• Work instructions:
Copy every line of the data that includes the string "Ability".

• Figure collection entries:
=======
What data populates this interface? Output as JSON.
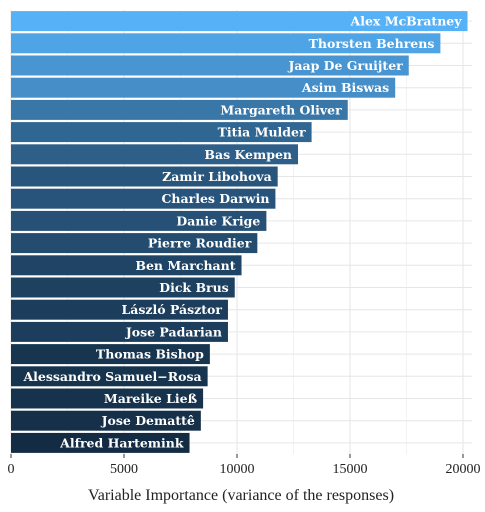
{
  "chart_data": {
    "type": "bar",
    "orientation": "horizontal",
    "title": "",
    "xlabel": "Variable Importance (variance of the responses)",
    "ylabel": "",
    "xlim": [
      0,
      20000
    ],
    "xticks": [
      0,
      5000,
      10000,
      15000,
      20000
    ],
    "xtick_labels": [
      "0",
      "5000",
      "10000",
      "15000",
      "20000"
    ],
    "grid": true,
    "legend": "none",
    "categories": [
      "Alex McBratney",
      "Thorsten Behrens",
      "Jaap De Gruijter",
      "Asim Biswas",
      "Margareth Oliver",
      "Titia Mulder",
      "Bas Kempen",
      "Zamir Libohova",
      "Charles Darwin",
      "Danie Krige",
      "Pierre Roudier",
      "Ben Marchant",
      "Dick Brus",
      "László Pásztor",
      "Jose Padarian",
      "Thomas Bishop",
      "Alessandro Samuel−Rosa",
      "Mareike Ließ",
      "Jose Demattê",
      "Alfred Hartemink"
    ],
    "values": [
      20200,
      19000,
      17600,
      17000,
      14900,
      13300,
      12700,
      11800,
      11700,
      11300,
      10900,
      10200,
      9900,
      9600,
      9600,
      8800,
      8700,
      8500,
      8400,
      7900
    ],
    "colors": {
      "bar_light": "#56b1f7",
      "bar_dark": "#132b43",
      "label_text": "#ffffff",
      "grid_major": "#e6e6e6",
      "grid_minor": "#f2f2f2"
    }
  }
}
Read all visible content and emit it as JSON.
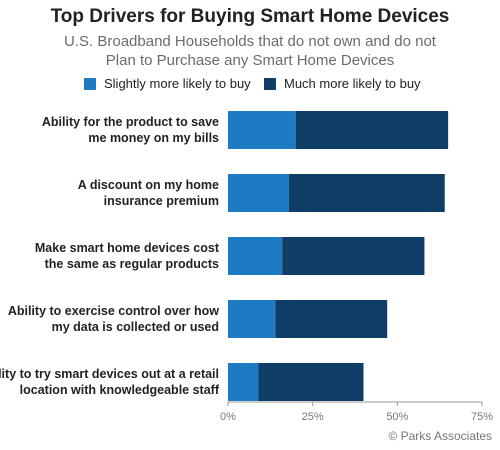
{
  "title": "Top Drivers for Buying Smart Home Devices",
  "subtitle_line1": "U.S. Broadband Households that do not own and do not",
  "subtitle_line2": "Plan to Purchase any Smart Home Devices",
  "copyright": "© Parks Associates",
  "colors": {
    "slightly": "#1f7ac4",
    "much": "#0e3d66"
  },
  "chart_data": {
    "type": "bar",
    "orientation": "horizontal",
    "stacked": true,
    "categories": [
      [
        "Ability for the product to save",
        "me money on my bills"
      ],
      [
        "A discount on my home",
        "insurance premium"
      ],
      [
        "Make smart home devices cost",
        "the same as regular products"
      ],
      [
        "Ability to exercise control over how",
        "my data is collected or used"
      ],
      [
        "Ability to try smart devices out at a retail",
        "location with knowledgeable staff"
      ]
    ],
    "series": [
      {
        "name": "Slightly more likely to buy",
        "values": [
          20,
          18,
          16,
          14,
          9
        ]
      },
      {
        "name": "Much more likely to buy",
        "values": [
          45,
          46,
          42,
          33,
          31
        ]
      }
    ],
    "xlim": [
      0,
      75
    ],
    "xticks": [
      "0%",
      "25%",
      "50%",
      "75%"
    ],
    "grid": false,
    "legend_position": "top"
  }
}
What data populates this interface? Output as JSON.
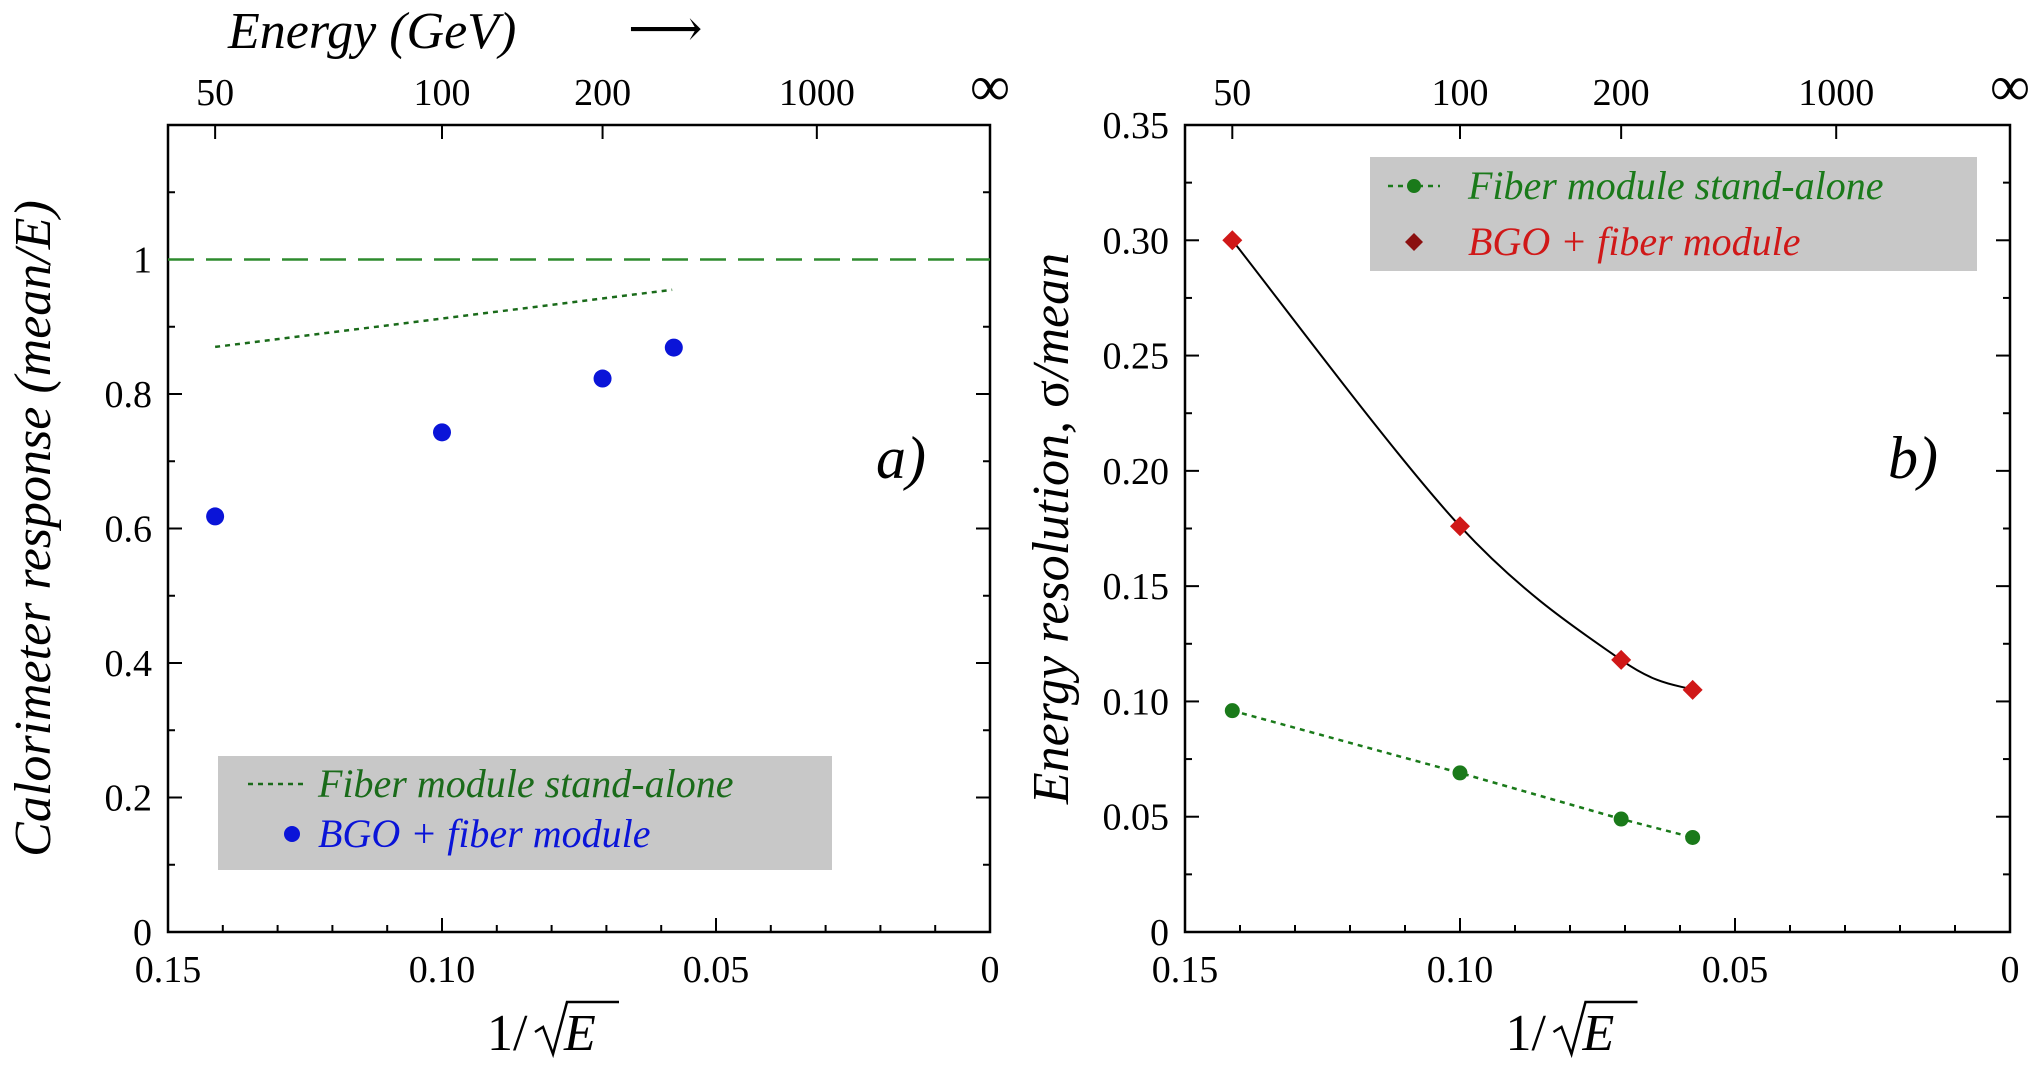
{
  "top_axis": {
    "title": "Energy (GeV)",
    "arrow": "⟶",
    "labels": [
      "50",
      "100",
      "200",
      "1000",
      "∞"
    ],
    "values_inv_sqrt": [
      0.1414,
      0.1,
      0.0707,
      0.0316,
      0
    ]
  },
  "chart_data": [
    {
      "panel": "a)",
      "type": "scatter",
      "xlabel_prefix": "1/",
      "xlabel_var": "E",
      "ylabel": "Calorimeter response (mean/E)",
      "xlim": [
        0.15,
        0
      ],
      "ylim": [
        0,
        1.2
      ],
      "x_ticks": [
        0.15,
        0.1,
        0.05,
        0
      ],
      "x_tick_labels": [
        "0.15",
        "0.10",
        "0.05",
        "0"
      ],
      "y_ticks": [
        0,
        0.2,
        0.4,
        0.6,
        0.8,
        1
      ],
      "y_tick_labels": [
        "0",
        "0.2",
        "0.4",
        "0.6",
        "0.8",
        "1"
      ],
      "reference_line": {
        "y": 1,
        "color": "#2e8b2e",
        "style": "long-dash"
      },
      "series": [
        {
          "name": "Fiber module stand-alone",
          "kind": "dotted-line",
          "color": "#1a6b1a",
          "points": [
            [
              0.1414,
              0.87
            ],
            [
              0.058,
              0.955
            ]
          ]
        },
        {
          "name": "BGO + fiber module",
          "kind": "circle-markers",
          "color": "#0a14d8",
          "points": [
            [
              0.1414,
              0.618
            ],
            [
              0.1,
              0.743
            ],
            [
              0.0707,
              0.823
            ],
            [
              0.0577,
              0.869
            ]
          ]
        }
      ],
      "legend": {
        "placement": "bottom-left",
        "background": "#c8c8c8"
      }
    },
    {
      "panel": "b)",
      "type": "scatter",
      "xlabel_prefix": "1/",
      "xlabel_var": "E",
      "ylabel_prefix": "Energy resolution, ",
      "ylabel_sigma": "σ",
      "ylabel_suffix": "/mean",
      "xlim": [
        0.15,
        0
      ],
      "ylim": [
        0,
        0.35
      ],
      "x_ticks": [
        0.15,
        0.1,
        0.05,
        0
      ],
      "x_tick_labels": [
        "0.15",
        "0.10",
        "0.05",
        "0"
      ],
      "y_ticks": [
        0,
        0.05,
        0.1,
        0.15,
        0.2,
        0.25,
        0.3,
        0.35
      ],
      "y_tick_labels": [
        "0",
        "0.05",
        "0.10",
        "0.15",
        "0.20",
        "0.25",
        "0.30",
        "0.35"
      ],
      "series": [
        {
          "name": "Fiber module stand-alone",
          "kind": "circle-markers-dotted-line",
          "color": "#1a7a1a",
          "points": [
            [
              0.1414,
              0.096
            ],
            [
              0.1,
              0.069
            ],
            [
              0.0707,
              0.049
            ],
            [
              0.0577,
              0.041
            ]
          ]
        },
        {
          "name": "BGO + fiber module",
          "kind": "diamond-markers-curve",
          "color": "#d01818",
          "legend_color": "#8b1010",
          "points": [
            [
              0.1414,
              0.3
            ],
            [
              0.1,
              0.176
            ],
            [
              0.0707,
              0.118
            ],
            [
              0.0577,
              0.105
            ]
          ]
        }
      ],
      "legend": {
        "placement": "top-right",
        "background": "#c8c8c8"
      }
    }
  ]
}
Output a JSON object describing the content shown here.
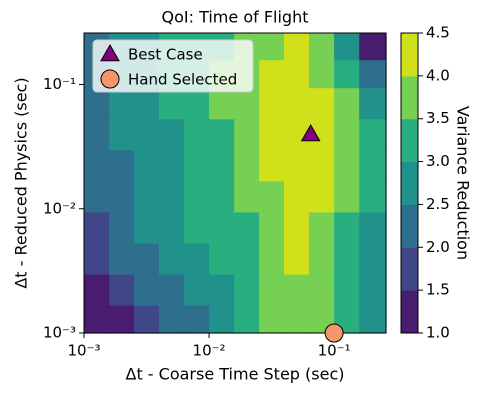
{
  "chart_data": {
    "type": "contour",
    "title": "QoI: Time of Flight",
    "x_label": "Δt - Coarse Time Step (sec)",
    "y_label": "Δt - Reduced Physics (sec)",
    "x_scale": "log",
    "y_scale": "log",
    "xlim": [
      0.001,
      0.26
    ],
    "ylim": [
      0.001,
      0.26
    ],
    "xticks": [
      {
        "value": 0.001,
        "label": "10⁻³"
      },
      {
        "value": 0.01,
        "label": "10⁻²"
      },
      {
        "value": 0.1,
        "label": "10⁻¹"
      }
    ],
    "yticks": [
      {
        "value": 0.001,
        "label": "10⁻³"
      },
      {
        "value": 0.01,
        "label": "10⁻²"
      },
      {
        "value": 0.1,
        "label": "10⁻¹"
      }
    ],
    "x": [
      0.00126,
      0.002,
      0.00316,
      0.005,
      0.00794,
      0.0126,
      0.02,
      0.0316,
      0.05,
      0.0794,
      0.126,
      0.2
    ],
    "y": [
      0.00126,
      0.00224,
      0.00398,
      0.00708,
      0.0126,
      0.0224,
      0.0398,
      0.0708,
      0.126,
      0.2
    ],
    "z": [
      [
        1.2,
        1.3,
        1.6,
        2.0,
        2.3,
        2.8,
        3.2,
        3.6,
        3.8,
        3.6,
        3.2,
        2.6
      ],
      [
        1.4,
        1.7,
        2.0,
        2.3,
        2.6,
        2.9,
        3.2,
        3.6,
        3.9,
        3.7,
        3.2,
        2.7
      ],
      [
        1.7,
        2.0,
        2.3,
        2.6,
        2.8,
        3.0,
        3.3,
        3.7,
        4.1,
        3.8,
        3.3,
        2.8
      ],
      [
        1.9,
        2.2,
        2.5,
        2.8,
        3.0,
        3.2,
        3.4,
        3.8,
        4.2,
        3.9,
        3.4,
        2.9
      ],
      [
        2.1,
        2.3,
        2.6,
        2.9,
        3.1,
        3.3,
        3.6,
        3.9,
        4.2,
        4.0,
        3.5,
        3.0
      ],
      [
        2.3,
        2.4,
        2.7,
        2.9,
        3.1,
        3.3,
        3.7,
        4.1,
        4.3,
        4.1,
        3.6,
        3.0
      ],
      [
        2.4,
        2.5,
        2.7,
        2.9,
        3.1,
        3.4,
        3.8,
        4.1,
        4.3,
        4.1,
        3.6,
        3.0
      ],
      [
        2.4,
        2.6,
        2.8,
        3.0,
        3.2,
        3.5,
        3.8,
        4.1,
        4.3,
        4.1,
        3.6,
        2.8
      ],
      [
        2.3,
        2.6,
        2.8,
        3.0,
        3.3,
        3.5,
        3.8,
        4.0,
        4.2,
        3.9,
        3.3,
        2.4
      ],
      [
        2.2,
        2.5,
        2.8,
        3.0,
        3.2,
        3.4,
        3.7,
        3.9,
        4.1,
        3.8,
        2.9,
        1.3
      ]
    ],
    "colorbar": {
      "label": "Variance Reduction",
      "levels": [
        1.0,
        1.5,
        2.0,
        2.5,
        3.0,
        3.5,
        4.0,
        4.5
      ],
      "colors": [
        "#481d6f",
        "#3f4788",
        "#2e6f8e",
        "#21918c",
        "#29af7f",
        "#75d054",
        "#d0e11c"
      ],
      "ticks": [
        {
          "value": 1.0,
          "label": "1.0"
        },
        1.5,
        {
          "value": 2.0,
          "label": "2.0"
        },
        2.5,
        {
          "value": 3.0,
          "label": "3.0"
        },
        3.5,
        {
          "value": 4.0,
          "label": "4.0"
        },
        4.5
      ]
    },
    "points": [
      {
        "name": "Best Case",
        "x": 0.065,
        "y": 0.04,
        "marker": "triangle",
        "color": "#800080"
      },
      {
        "name": "Hand Selected",
        "x": 0.1,
        "y": 0.001,
        "marker": "circle",
        "color": "#f4956a"
      }
    ],
    "legend": "upper left"
  }
}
=======
• Result of the exercise:
        "Ability for the product to save",
        "Ability to exercise control over how",
        "Ability to try smart devices out at a retail",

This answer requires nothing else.